- What to do: Select each line where the word "left" appears.

BEGIN Data to process

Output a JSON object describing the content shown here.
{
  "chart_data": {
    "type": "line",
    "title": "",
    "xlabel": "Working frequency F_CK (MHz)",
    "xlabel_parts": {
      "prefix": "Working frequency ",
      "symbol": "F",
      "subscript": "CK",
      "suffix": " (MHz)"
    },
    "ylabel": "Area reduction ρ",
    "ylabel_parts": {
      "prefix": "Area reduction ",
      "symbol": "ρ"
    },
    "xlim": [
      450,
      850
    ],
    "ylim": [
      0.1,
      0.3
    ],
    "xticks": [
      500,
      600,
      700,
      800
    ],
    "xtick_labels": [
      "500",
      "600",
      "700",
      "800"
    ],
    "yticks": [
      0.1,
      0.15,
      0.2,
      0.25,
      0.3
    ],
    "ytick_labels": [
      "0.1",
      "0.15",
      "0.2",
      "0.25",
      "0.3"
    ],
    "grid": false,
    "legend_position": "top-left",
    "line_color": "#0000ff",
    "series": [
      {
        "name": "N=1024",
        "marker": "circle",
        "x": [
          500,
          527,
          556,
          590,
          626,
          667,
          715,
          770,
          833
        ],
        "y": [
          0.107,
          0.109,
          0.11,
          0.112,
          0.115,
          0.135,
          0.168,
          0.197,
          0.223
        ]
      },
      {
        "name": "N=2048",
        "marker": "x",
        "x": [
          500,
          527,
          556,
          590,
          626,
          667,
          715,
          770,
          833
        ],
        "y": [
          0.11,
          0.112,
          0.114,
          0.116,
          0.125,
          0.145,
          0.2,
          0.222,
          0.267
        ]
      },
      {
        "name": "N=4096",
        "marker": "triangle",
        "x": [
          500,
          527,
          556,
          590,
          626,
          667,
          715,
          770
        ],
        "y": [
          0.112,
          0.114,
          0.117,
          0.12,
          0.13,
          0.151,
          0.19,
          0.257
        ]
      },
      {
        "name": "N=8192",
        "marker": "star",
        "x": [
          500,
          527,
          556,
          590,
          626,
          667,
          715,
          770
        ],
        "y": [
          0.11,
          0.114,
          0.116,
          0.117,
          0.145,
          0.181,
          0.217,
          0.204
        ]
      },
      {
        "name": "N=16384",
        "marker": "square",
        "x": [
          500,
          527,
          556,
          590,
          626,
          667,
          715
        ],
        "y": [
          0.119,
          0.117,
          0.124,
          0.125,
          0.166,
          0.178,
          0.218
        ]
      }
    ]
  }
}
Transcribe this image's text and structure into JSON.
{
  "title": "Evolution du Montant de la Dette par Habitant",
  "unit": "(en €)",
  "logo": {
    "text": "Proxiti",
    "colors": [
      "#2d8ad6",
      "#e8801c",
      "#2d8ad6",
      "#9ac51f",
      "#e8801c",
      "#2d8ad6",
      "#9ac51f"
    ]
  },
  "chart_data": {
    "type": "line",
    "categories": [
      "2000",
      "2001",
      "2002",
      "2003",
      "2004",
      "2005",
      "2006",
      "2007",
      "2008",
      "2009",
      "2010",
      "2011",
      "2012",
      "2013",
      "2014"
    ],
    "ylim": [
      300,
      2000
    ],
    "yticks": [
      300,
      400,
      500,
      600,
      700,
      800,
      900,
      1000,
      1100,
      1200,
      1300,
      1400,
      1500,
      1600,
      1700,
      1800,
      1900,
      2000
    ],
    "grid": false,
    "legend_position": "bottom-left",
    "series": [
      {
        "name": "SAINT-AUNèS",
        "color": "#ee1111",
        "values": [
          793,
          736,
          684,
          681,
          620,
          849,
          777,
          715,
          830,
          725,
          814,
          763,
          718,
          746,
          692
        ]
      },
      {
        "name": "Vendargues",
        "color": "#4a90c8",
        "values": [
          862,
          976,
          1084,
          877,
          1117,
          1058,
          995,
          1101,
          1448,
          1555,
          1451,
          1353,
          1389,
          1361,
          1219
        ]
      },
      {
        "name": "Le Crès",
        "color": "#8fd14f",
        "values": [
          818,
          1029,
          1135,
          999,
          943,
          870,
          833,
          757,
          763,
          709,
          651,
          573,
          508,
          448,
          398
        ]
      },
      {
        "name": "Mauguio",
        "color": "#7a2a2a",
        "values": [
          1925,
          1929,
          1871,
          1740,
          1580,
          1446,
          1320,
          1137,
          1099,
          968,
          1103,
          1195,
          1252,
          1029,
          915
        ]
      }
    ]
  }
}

END Data to process

- Solution:
    "legend_position": "top-left",
    "legend_position": "bottom-left",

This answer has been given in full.